— Begin Dataset —
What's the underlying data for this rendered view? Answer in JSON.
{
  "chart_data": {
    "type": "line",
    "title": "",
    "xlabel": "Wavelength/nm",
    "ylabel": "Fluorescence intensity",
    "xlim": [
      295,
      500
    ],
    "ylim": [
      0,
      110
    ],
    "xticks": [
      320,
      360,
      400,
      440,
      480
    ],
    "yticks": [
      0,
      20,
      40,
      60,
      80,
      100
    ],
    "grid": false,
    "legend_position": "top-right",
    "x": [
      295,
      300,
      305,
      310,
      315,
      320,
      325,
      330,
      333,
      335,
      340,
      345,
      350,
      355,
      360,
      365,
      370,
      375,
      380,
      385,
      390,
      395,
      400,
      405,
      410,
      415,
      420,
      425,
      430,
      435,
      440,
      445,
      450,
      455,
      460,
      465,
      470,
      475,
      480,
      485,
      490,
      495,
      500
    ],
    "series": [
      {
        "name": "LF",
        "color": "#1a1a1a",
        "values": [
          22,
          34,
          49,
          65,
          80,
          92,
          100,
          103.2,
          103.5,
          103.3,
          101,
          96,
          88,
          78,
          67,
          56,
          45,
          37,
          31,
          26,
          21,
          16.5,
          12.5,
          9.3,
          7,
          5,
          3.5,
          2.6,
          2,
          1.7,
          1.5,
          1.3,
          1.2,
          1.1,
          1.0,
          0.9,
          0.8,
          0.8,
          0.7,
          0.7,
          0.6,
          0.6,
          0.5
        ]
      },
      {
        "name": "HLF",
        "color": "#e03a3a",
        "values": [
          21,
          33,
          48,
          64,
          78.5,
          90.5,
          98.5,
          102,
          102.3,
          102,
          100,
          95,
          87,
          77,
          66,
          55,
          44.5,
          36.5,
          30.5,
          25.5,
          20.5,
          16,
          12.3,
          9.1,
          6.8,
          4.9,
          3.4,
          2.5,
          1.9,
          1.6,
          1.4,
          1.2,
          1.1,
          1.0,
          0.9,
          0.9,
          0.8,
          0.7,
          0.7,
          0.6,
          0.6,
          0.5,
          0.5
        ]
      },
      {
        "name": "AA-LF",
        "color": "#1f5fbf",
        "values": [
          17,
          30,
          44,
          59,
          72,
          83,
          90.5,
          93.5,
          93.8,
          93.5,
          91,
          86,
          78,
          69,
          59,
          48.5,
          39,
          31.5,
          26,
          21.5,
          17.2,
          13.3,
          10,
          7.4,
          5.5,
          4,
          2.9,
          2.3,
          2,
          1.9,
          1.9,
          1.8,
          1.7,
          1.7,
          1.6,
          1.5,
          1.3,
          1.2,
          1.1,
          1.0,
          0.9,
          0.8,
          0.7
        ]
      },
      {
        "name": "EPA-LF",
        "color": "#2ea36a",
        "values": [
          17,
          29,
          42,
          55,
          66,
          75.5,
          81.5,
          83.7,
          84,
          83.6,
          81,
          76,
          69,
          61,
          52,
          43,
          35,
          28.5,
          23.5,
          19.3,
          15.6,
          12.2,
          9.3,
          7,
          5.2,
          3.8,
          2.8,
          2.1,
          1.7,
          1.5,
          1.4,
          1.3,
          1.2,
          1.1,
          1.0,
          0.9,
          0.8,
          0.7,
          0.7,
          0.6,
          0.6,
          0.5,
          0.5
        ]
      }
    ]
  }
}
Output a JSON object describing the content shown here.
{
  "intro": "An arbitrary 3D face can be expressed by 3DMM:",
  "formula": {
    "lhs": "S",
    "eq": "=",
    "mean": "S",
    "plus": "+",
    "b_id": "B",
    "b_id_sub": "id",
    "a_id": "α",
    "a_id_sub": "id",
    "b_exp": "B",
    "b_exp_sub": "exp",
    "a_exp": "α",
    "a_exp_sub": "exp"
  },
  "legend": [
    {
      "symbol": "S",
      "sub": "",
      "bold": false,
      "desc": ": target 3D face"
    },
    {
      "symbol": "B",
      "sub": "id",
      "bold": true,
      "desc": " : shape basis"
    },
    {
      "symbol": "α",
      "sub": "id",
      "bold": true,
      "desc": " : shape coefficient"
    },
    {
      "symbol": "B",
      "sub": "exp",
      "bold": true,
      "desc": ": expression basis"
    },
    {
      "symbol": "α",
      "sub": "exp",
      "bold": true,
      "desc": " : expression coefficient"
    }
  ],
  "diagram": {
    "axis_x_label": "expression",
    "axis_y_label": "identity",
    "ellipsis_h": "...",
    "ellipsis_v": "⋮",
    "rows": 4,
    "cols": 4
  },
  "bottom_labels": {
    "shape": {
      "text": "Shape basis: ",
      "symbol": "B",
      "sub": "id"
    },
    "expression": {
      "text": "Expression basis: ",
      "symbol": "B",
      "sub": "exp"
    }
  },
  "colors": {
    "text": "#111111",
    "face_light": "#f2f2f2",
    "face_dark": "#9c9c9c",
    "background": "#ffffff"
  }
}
— End Dataset —
» What needs to be done
Print the line containing "Output a JSON" and every line after it to the end of the records above, exactly as written, and nothing else.

» Response to this exercise
Output a JSON object describing the content shown here.
{
  "intro": "An arbitrary 3D face can be expressed by 3DMM:",
  "formula": {
    "lhs": "S",
    "eq": "=",
    "mean": "S",
    "plus": "+",
    "b_id": "B",
    "b_id_sub": "id",
    "a_id": "α",
    "a_id_sub": "id",
    "b_exp": "B",
    "b_exp_sub": "exp",
    "a_exp": "α",
    "a_exp_sub": "exp"
  },
  "legend": [
    {
      "symbol": "S",
      "sub": "",
      "bold": false,
      "desc": ": target 3D face"
    },
    {
      "symbol": "B",
      "sub": "id",
      "bold": true,
      "desc": " : shape basis"
    },
    {
      "symbol": "α",
      "sub": "id",
      "bold": true,
      "desc": " : shape coefficient"
    },
    {
      "symbol": "B",
      "sub": "exp",
      "bold": true,
      "desc": ": expression basis"
    },
    {
      "symbol": "α",
      "sub": "exp",
      "bold": true,
      "desc": " : expression coefficient"
    }
  ],
  "diagram": {
    "axis_x_label": "expression",
    "axis_y_label": "identity",
    "ellipsis_h": "...",
    "ellipsis_v": "⋮",
    "rows": 4,
    "cols": 4
  },
  "bottom_labels": {
    "shape": {
      "text": "Shape basis: ",
      "symbol": "B",
      "sub": "id"
    },
    "expression": {
      "text": "Expression basis: ",
      "symbol": "B",
      "sub": "exp"
    }
  },
  "colors": {
    "text": "#111111",
    "face_light": "#f2f2f2",
    "face_dark": "#9c9c9c",
    "background": "#ffffff"
  }
}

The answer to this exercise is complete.